[start of Input material]

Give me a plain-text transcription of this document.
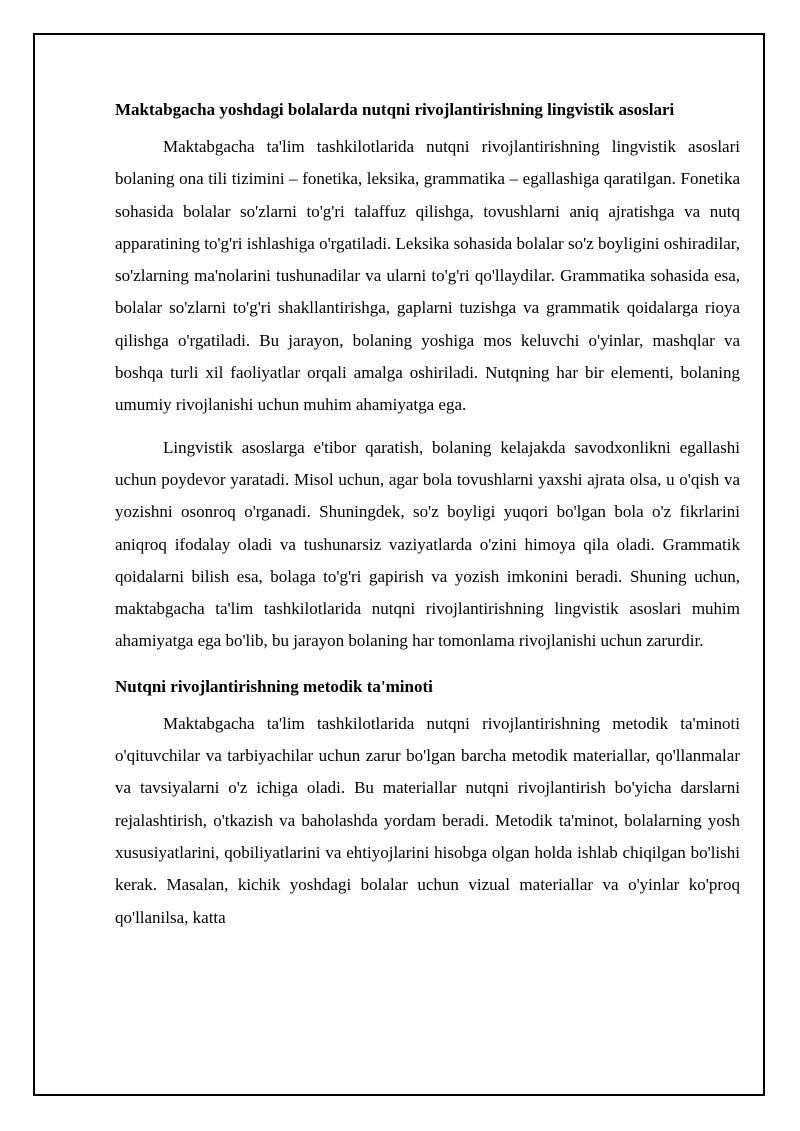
Maktabgacha yoshdagi bolalarda nutqni rivojlantirishning lingvistik asoslari

Maktabgacha ta'lim tashkilotlarida nutqni rivojlantirishning lingvistik asoslari bolaning ona tili tizimini – fonetika, leksika, grammatika – egallashiga qaratilgan. Fonetika sohasida bolalar so'zlarni to'g'ri talaffuz qilishga, tovushlarni aniq ajratishga va nutq apparatining to'g'ri ishlashiga o'rgatiladi. Leksika sohasida bolalar so'z boyligini oshiradilar, so'zlarning ma'nolarini tushunadilar va ularni to'g'ri qo'llaydilar. Grammatika sohasida esa, bolalar so'zlarni to'g'ri shakllantirishga, gaplarni tuzishga va grammatik qoidalarga rioya qilishga o'rgatiladi. Bu jarayon, bolaning yoshiga mos keluvchi o'yinlar, mashqlar va boshqa turli xil faoliyatlar orqali amalga oshiriladi. Nutqning har bir elementi, bolaning umumiy rivojlanishi uchun muhim ahamiyatga ega.

Lingvistik asoslarga e'tibor qaratish, bolaning kelajakda savodxonlikni egallashi uchun poydevor yaratadi. Misol uchun, agar bola tovushlarni yaxshi ajrata olsa, u o'qish va yozishni osonroq o'rganadi. Shuningdek, so'z boyligi yuqori bo'lgan bola o'z fikrlarini aniqroq ifodalay oladi va tushunarsiz vaziyatlarda o'zini himoya qila oladi. Grammatik qoidalarni bilish esa, bolaga to'g'ri gapirish va yozish imkonini beradi. Shuning uchun, maktabgacha ta'lim tashkilotlarida nutqni rivojlantirishning lingvistik asoslari muhim ahamiyatga ega bo'lib, bu jarayon bolaning har tomonlama rivojlanishi uchun zarurdir.

Nutqni rivojlantirishning metodik ta'minoti

Maktabgacha ta'lim tashkilotlarida nutqni rivojlantirishning metodik ta'minoti o'qituvchilar va tarbiyachilar uchun zarur bo'lgan barcha metodik materiallar, qo'llanmalar va tavsiyalarni o'z ichiga oladi. Bu materiallar nutqni rivojlantirish bo'yicha darslarni rejalashtirish, o'tkazish va baholashda yordam beradi. Metodik ta'minot, bolalarning yosh xususiyatlarini, qobiliyatlarini va ehtiyojlarini hisobga olgan holda ishlab chiqilgan bo'lishi kerak. Masalan, kichik yoshdagi bolalar uchun vizual materiallar va o'yinlar ko'proq qo'llanilsa, katta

[end of Input material]

Print every entry exactly as written, without the pictures.

Give me a plain-text transcription of this document.
Maktabgacha yoshdagi bolalarda nutqni rivojlantirishning lingvistik asoslari

Maktabgacha ta'lim tashkilotlarida nutqni rivojlantirishning lingvistik asoslari bolaning ona tili tizimini – fonetika, leksika, grammatika – egallashiga qaratilgan. Fonetika sohasida bolalar so'zlarni to'g'ri talaffuz qilishga, tovushlarni aniq ajratishga va nutq apparatining to'g'ri ishlashiga o'rgatiladi. Leksika sohasida bolalar so'z boyligini oshiradilar, so'zlarning ma'nolarini tushunadilar va ularni to'g'ri qo'llaydilar. Grammatika sohasida esa, bolalar so'zlarni to'g'ri shakllantirishga, gaplarni tuzishga va grammatik qoidalarga rioya qilishga o'rgatiladi. Bu jarayon, bolaning yoshiga mos keluvchi o'yinlar, mashqlar va boshqa turli xil faoliyatlar orqali amalga oshiriladi. Nutqning har bir elementi, bolaning umumiy rivojlanishi uchun muhim ahamiyatga ega.

Lingvistik asoslarga e'tibor qaratish, bolaning kelajakda savodxonlikni egallashi uchun poydevor yaratadi. Misol uchun, agar bola tovushlarni yaxshi ajrata olsa, u o'qish va yozishni osonroq o'rganadi. Shuningdek, so'z boyligi yuqori bo'lgan bola o'z fikrlarini aniqroq ifodalay oladi va tushunarsiz vaziyatlarda o'zini himoya qila oladi. Grammatik qoidalarni bilish esa, bolaga to'g'ri gapirish va yozish imkonini beradi. Shuning uchun, maktabgacha ta'lim tashkilotlarida nutqni rivojlantirishning lingvistik asoslari muhim ahamiyatga ega bo'lib, bu jarayon bolaning har tomonlama rivojlanishi uchun zarurdir.

Nutqni rivojlantirishning metodik ta'minoti

Maktabgacha ta'lim tashkilotlarida nutqni rivojlantirishning metodik ta'minoti o'qituvchilar va tarbiyachilar uchun zarur bo'lgan barcha metodik materiallar, qo'llanmalar va tavsiyalarni o'z ichiga oladi. Bu materiallar nutqni rivojlantirish bo'yicha darslarni rejalashtirish, o'tkazish va baholashda yordam beradi. Metodik ta'minot, bolalarning yosh xususiyatlarini, qobiliyatlarini va ehtiyojlarini hisobga olgan holda ishlab chiqilgan bo'lishi kerak. Masalan, kichik yoshdagi bolalar uchun vizual materiallar va o'yinlar ko'proq qo'llanilsa, katta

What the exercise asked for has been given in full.